Exercise:
Print the records below, reproducing every line character for character without any alteration.

Records to process:

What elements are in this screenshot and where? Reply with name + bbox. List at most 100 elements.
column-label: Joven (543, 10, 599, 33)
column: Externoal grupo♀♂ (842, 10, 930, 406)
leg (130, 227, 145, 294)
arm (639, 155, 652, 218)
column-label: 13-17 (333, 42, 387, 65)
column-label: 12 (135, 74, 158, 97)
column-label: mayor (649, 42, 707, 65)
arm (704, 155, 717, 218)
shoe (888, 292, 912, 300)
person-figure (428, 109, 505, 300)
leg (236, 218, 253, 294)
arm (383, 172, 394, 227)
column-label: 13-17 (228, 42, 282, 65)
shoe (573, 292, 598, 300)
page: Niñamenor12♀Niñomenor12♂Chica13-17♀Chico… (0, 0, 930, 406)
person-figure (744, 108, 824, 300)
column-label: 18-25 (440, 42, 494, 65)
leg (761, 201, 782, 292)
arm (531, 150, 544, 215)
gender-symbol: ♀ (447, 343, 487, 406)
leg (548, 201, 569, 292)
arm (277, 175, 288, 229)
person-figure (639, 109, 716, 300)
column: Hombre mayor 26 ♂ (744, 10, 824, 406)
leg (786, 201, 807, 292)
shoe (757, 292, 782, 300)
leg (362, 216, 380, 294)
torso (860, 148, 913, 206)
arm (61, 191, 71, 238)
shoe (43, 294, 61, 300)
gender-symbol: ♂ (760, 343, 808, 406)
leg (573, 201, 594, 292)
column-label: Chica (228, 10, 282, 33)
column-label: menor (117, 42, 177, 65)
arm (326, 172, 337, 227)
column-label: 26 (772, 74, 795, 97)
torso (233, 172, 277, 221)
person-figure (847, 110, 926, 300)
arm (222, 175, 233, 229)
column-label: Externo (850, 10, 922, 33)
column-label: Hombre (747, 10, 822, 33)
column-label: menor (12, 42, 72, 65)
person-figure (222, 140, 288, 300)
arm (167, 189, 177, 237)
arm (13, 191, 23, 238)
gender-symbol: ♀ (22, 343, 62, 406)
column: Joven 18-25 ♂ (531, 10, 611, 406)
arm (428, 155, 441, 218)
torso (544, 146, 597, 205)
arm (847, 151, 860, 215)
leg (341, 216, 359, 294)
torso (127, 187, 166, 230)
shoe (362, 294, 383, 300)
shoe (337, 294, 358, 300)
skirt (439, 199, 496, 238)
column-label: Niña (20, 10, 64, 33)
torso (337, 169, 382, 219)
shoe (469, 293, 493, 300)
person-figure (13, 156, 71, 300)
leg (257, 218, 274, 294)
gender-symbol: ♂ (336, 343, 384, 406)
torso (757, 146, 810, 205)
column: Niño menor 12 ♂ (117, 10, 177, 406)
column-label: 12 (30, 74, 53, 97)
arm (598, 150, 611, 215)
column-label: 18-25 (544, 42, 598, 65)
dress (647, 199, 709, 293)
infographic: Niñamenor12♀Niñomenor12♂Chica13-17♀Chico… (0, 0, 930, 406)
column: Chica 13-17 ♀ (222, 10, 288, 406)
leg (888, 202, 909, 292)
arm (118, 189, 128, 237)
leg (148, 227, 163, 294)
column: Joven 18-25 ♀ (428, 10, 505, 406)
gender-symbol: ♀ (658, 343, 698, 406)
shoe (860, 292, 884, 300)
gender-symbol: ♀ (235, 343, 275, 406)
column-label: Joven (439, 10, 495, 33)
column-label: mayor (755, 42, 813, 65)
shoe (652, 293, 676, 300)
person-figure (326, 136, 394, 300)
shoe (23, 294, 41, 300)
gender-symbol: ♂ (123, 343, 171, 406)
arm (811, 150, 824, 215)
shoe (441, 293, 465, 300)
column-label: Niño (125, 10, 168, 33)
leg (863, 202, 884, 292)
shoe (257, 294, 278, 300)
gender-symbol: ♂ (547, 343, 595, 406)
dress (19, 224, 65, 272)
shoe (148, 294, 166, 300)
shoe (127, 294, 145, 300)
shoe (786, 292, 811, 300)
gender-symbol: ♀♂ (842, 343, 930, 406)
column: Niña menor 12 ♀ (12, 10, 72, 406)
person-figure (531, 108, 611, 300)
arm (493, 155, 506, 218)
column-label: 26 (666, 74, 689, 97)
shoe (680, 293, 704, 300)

Reply to the exercise:
What elements are in this screenshot and where? Reply with name + bbox. List at most 100 elements.
column-label: Joven (543, 10, 599, 33)
column: Externoal grupo♀♂ (842, 10, 930, 406)
leg (130, 227, 145, 294)
arm (639, 155, 652, 218)
column-label: 13-17 (333, 42, 387, 65)
column-label: 12 (135, 74, 158, 97)
column-label: mayor (649, 42, 707, 65)
arm (704, 155, 717, 218)
shoe (888, 292, 912, 300)
person-figure (428, 109, 505, 300)
leg (236, 218, 253, 294)
arm (383, 172, 394, 227)
column-label: 13-17 (228, 42, 282, 65)
shoe (573, 292, 598, 300)
page: Niñamenor12♀Niñomenor12♂Chica13-17♀Chico… (0, 0, 930, 406)
person-figure (744, 108, 824, 300)
column-label: 18-25 (440, 42, 494, 65)
leg (761, 201, 782, 292)
arm (531, 150, 544, 215)
gender-symbol: ♀ (447, 343, 487, 406)
leg (548, 201, 569, 292)
arm (277, 175, 288, 229)
person-figure (639, 109, 716, 300)
column: Hombre mayor 26 ♂ (744, 10, 824, 406)
leg (786, 201, 807, 292)
shoe (757, 292, 782, 300)
leg (362, 216, 380, 294)
torso (860, 148, 913, 206)
arm (61, 191, 71, 238)
shoe (43, 294, 61, 300)
gender-symbol: ♂ (760, 343, 808, 406)
leg (573, 201, 594, 292)
column-label: Chica (228, 10, 282, 33)
column-label: menor (117, 42, 177, 65)
arm (326, 172, 337, 227)
column-label: 26 (772, 74, 795, 97)
torso (233, 172, 277, 221)
person-figure (847, 110, 926, 300)
arm (222, 175, 233, 229)
column-label: Externo (850, 10, 922, 33)
column-label: Hombre (747, 10, 822, 33)
column-label: menor (12, 42, 72, 65)
person-figure (222, 140, 288, 300)
arm (167, 189, 177, 237)
arm (13, 191, 23, 238)
gender-symbol: ♀ (22, 343, 62, 406)
column: Joven 18-25 ♂ (531, 10, 611, 406)
arm (428, 155, 441, 218)
torso (544, 146, 597, 205)
arm (847, 151, 860, 215)
leg (341, 216, 359, 294)
torso (127, 187, 166, 230)
shoe (362, 294, 383, 300)
shoe (337, 294, 358, 300)
skirt (439, 199, 496, 238)
column-label: Niña (20, 10, 64, 33)
torso (337, 169, 382, 219)
shoe (469, 293, 493, 300)
person-figure (13, 156, 71, 300)
leg (257, 218, 274, 294)
gender-symbol: ♂ (336, 343, 384, 406)
torso (757, 146, 810, 205)
column: Niño menor 12 ♂ (117, 10, 177, 406)
column-label: 12 (30, 74, 53, 97)
arm (598, 150, 611, 215)
column-label: 18-25 (544, 42, 598, 65)
dress (647, 199, 709, 293)
infographic: Niñamenor12♀Niñomenor12♂Chica13-17♀Chico… (0, 0, 930, 406)
column: Chica 13-17 ♀ (222, 10, 288, 406)
leg (888, 202, 909, 292)
arm (118, 189, 128, 237)
leg (148, 227, 163, 294)
column: Joven 18-25 ♀ (428, 10, 505, 406)
gender-symbol: ♀ (658, 343, 698, 406)
shoe (860, 292, 884, 300)
gender-symbol: ♀ (235, 343, 275, 406)
column-label: Joven (439, 10, 495, 33)
column-label: mayor (755, 42, 813, 65)
shoe (652, 293, 676, 300)
person-figure (326, 136, 394, 300)
shoe (23, 294, 41, 300)
gender-symbol: ♂ (123, 343, 171, 406)
arm (811, 150, 824, 215)
shoe (441, 293, 465, 300)
column-label: Niño (125, 10, 168, 33)
leg (863, 202, 884, 292)
shoe (257, 294, 278, 300)
gender-symbol: ♂ (547, 343, 595, 406)
dress (19, 224, 65, 272)
shoe (148, 294, 166, 300)
shoe (127, 294, 145, 300)
shoe (786, 292, 811, 300)
gender-symbol: ♀♂ (842, 343, 930, 406)
column: Niña menor 12 ♀ (12, 10, 72, 406)
person-figure (531, 108, 611, 300)
arm (493, 155, 506, 218)
column-label: 26 (666, 74, 689, 97)
shoe (680, 293, 704, 300)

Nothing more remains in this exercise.